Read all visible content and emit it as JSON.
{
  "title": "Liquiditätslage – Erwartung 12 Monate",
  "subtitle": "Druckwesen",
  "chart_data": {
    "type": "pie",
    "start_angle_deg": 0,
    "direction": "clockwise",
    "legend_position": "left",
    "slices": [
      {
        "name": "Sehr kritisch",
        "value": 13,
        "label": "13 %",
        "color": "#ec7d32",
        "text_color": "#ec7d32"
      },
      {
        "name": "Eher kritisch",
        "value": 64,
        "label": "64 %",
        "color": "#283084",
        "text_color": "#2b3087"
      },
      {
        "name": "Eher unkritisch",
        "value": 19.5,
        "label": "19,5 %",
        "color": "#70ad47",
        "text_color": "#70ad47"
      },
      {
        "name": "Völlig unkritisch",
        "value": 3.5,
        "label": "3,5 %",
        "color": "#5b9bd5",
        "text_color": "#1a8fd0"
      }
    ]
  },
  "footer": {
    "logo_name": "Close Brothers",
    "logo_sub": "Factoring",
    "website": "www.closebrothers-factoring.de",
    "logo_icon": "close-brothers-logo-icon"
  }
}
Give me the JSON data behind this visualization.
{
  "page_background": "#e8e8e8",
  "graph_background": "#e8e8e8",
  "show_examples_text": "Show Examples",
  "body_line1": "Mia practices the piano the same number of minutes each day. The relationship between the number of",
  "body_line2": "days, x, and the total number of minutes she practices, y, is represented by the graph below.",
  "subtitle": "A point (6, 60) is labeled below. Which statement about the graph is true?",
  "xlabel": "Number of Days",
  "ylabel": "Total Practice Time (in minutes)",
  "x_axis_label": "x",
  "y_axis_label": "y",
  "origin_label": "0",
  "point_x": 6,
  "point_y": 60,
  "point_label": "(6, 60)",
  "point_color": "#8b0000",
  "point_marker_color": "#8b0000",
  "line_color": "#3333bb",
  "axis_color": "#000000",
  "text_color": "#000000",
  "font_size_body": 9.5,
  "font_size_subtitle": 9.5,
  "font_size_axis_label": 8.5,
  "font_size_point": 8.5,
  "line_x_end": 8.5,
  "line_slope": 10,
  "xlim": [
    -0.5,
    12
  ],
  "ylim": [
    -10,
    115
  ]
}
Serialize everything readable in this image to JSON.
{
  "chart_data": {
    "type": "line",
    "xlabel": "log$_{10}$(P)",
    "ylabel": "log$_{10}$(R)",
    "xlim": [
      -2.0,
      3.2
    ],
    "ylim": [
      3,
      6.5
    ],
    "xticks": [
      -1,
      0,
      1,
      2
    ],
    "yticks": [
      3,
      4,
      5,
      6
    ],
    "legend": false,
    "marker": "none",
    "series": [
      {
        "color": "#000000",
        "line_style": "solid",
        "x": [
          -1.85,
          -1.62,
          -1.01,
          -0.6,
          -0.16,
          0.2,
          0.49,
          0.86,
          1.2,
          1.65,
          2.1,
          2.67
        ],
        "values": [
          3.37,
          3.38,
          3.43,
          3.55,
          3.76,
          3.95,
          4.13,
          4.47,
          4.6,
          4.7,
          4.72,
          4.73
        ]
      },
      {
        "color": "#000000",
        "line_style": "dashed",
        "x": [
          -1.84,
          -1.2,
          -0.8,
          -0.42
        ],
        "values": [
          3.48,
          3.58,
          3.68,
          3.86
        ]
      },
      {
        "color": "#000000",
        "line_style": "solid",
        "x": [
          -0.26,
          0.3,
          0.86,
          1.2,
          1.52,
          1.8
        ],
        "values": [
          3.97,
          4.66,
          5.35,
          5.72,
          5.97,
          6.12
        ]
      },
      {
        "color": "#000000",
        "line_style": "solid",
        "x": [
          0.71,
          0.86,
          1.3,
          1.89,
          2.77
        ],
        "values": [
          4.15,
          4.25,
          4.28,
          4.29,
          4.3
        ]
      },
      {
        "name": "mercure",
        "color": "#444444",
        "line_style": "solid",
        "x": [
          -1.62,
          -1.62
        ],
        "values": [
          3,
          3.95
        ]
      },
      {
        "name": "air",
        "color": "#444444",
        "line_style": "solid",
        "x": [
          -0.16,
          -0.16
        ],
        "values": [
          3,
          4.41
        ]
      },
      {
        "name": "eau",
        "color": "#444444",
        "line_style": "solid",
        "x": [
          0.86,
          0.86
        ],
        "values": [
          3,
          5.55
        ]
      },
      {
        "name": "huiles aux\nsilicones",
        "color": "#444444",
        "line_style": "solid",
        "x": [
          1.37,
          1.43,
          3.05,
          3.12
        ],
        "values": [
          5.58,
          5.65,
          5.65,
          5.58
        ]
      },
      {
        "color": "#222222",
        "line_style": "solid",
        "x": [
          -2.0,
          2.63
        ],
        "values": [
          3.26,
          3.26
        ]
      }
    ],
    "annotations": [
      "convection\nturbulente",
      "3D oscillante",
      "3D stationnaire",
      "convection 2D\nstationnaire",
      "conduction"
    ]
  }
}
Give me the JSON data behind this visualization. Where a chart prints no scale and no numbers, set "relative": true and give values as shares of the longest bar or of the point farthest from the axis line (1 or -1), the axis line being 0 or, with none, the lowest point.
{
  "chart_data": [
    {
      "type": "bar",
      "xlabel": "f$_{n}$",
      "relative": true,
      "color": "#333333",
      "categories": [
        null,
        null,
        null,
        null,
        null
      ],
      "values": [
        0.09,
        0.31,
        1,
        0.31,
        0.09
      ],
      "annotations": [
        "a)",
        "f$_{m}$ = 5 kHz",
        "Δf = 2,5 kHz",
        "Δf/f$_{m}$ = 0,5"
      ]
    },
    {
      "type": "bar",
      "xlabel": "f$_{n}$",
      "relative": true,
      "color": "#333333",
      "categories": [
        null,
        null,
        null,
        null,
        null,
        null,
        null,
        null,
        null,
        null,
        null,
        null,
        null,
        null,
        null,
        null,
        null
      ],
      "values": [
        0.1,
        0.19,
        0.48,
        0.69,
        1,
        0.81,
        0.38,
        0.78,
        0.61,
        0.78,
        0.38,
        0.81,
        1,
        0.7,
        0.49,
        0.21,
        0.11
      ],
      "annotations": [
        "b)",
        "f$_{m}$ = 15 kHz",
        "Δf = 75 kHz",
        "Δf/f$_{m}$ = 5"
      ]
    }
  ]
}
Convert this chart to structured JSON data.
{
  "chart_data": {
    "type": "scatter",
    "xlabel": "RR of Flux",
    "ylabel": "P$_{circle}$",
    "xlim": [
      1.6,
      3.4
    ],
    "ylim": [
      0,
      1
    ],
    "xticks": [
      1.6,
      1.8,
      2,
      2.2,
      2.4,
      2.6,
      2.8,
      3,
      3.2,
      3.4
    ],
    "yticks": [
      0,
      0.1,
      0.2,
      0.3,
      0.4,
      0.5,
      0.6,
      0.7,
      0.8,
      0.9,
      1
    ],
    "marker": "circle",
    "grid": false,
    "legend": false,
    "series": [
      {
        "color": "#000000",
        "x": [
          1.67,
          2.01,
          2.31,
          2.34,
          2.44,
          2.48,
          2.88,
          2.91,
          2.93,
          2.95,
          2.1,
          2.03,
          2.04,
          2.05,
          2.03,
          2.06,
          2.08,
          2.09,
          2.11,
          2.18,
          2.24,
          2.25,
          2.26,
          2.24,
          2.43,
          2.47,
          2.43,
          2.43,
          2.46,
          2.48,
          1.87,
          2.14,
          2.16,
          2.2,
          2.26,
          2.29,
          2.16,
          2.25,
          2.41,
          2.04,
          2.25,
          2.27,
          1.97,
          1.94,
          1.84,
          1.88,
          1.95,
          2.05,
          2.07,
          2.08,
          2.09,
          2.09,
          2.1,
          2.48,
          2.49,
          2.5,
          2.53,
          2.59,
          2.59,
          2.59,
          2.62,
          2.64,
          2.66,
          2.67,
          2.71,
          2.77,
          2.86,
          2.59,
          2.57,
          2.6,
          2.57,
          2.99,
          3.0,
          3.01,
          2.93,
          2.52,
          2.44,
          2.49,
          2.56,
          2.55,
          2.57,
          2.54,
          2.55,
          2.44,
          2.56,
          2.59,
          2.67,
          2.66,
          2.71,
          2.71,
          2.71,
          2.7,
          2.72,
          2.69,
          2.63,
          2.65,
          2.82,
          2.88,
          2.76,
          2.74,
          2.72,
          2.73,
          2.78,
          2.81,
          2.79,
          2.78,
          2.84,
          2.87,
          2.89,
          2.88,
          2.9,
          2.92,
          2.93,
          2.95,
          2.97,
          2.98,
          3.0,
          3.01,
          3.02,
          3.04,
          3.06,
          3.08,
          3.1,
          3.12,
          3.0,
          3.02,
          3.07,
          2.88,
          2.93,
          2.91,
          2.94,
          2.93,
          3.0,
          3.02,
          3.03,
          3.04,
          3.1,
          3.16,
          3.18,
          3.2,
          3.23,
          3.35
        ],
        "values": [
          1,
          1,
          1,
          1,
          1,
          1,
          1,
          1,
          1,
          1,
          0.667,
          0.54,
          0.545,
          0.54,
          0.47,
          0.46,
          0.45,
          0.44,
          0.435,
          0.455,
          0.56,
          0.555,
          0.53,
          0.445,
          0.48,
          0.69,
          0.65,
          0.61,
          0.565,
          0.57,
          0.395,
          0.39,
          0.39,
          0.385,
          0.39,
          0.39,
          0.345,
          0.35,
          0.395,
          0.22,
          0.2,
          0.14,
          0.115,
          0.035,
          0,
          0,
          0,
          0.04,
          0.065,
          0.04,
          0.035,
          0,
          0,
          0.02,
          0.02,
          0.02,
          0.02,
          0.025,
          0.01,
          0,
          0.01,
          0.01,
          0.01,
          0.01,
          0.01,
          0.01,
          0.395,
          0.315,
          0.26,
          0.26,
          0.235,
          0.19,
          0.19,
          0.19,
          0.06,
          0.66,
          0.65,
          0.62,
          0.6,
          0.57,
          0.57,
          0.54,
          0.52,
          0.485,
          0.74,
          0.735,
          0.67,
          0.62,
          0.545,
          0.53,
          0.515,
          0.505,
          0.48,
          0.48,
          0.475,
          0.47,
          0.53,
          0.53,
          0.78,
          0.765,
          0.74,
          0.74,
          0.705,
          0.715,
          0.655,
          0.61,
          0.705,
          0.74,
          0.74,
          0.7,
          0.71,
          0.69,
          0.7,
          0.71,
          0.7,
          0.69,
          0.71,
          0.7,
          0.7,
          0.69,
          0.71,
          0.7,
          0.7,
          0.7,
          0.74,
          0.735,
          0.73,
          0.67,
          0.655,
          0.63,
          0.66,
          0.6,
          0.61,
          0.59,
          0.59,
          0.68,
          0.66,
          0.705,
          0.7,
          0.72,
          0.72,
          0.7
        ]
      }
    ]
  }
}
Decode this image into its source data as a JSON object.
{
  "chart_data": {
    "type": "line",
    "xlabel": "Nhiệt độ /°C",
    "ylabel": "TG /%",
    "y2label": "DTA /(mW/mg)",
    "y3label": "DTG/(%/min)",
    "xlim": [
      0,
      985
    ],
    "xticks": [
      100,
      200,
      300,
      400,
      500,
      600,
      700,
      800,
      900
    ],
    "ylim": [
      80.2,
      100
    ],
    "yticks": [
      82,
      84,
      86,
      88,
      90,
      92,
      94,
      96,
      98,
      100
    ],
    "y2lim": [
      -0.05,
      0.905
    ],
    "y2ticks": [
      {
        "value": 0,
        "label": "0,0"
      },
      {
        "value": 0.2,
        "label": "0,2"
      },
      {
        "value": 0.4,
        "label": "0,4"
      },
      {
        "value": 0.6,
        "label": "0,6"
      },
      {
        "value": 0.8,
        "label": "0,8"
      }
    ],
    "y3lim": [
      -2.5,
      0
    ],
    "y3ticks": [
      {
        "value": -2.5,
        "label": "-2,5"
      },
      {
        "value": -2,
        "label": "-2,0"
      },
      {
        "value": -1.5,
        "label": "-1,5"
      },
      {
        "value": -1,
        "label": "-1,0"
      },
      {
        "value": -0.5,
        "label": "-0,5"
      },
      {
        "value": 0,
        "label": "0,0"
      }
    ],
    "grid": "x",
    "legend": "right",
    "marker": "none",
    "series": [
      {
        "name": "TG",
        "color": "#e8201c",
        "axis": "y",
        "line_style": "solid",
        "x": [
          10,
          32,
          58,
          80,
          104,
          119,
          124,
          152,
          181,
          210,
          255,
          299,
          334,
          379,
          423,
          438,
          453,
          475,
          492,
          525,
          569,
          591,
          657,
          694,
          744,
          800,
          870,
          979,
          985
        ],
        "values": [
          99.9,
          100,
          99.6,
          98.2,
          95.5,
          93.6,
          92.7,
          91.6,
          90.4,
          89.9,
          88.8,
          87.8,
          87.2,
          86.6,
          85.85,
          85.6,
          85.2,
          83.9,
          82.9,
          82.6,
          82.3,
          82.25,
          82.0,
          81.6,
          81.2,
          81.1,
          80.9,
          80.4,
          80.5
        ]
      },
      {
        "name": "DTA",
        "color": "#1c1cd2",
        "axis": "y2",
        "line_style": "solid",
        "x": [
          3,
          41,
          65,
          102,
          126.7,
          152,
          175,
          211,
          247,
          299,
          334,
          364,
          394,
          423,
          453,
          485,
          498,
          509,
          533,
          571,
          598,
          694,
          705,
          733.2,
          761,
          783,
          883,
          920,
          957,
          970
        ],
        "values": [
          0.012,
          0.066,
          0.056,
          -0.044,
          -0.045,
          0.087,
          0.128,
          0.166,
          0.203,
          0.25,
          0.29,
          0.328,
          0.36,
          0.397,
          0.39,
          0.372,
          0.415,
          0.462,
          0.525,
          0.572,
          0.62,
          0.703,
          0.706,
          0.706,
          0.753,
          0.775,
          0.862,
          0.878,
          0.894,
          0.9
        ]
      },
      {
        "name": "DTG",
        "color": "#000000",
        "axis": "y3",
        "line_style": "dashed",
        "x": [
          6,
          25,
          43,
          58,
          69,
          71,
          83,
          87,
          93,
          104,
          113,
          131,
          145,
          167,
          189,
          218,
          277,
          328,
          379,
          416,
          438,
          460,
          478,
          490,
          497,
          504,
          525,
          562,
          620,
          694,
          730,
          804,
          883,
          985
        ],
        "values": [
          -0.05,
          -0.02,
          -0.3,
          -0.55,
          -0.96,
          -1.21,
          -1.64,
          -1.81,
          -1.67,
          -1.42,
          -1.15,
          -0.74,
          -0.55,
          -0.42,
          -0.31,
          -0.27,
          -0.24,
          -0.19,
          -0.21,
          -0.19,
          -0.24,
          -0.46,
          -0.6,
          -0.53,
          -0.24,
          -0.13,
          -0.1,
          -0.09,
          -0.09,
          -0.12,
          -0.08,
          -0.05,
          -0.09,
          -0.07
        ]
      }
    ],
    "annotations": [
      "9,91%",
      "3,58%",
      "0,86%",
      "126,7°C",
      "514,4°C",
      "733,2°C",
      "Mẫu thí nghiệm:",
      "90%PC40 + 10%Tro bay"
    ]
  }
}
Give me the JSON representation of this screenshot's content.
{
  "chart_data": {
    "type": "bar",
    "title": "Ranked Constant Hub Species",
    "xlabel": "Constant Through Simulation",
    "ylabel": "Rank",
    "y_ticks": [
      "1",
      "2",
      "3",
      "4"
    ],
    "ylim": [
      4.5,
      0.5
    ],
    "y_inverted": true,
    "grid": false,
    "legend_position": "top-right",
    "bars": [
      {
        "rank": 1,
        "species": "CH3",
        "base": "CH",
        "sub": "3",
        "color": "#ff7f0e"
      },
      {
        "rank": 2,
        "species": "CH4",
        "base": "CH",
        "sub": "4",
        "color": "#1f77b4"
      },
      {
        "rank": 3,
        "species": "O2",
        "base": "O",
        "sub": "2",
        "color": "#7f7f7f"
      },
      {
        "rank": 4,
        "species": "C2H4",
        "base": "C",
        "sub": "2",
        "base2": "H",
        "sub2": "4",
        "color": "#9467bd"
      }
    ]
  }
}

SHORT EXERCISE: For the entries above, count the lines that contain the string "true", and state that number without further comment.

COMPLETE RESPONSE: 5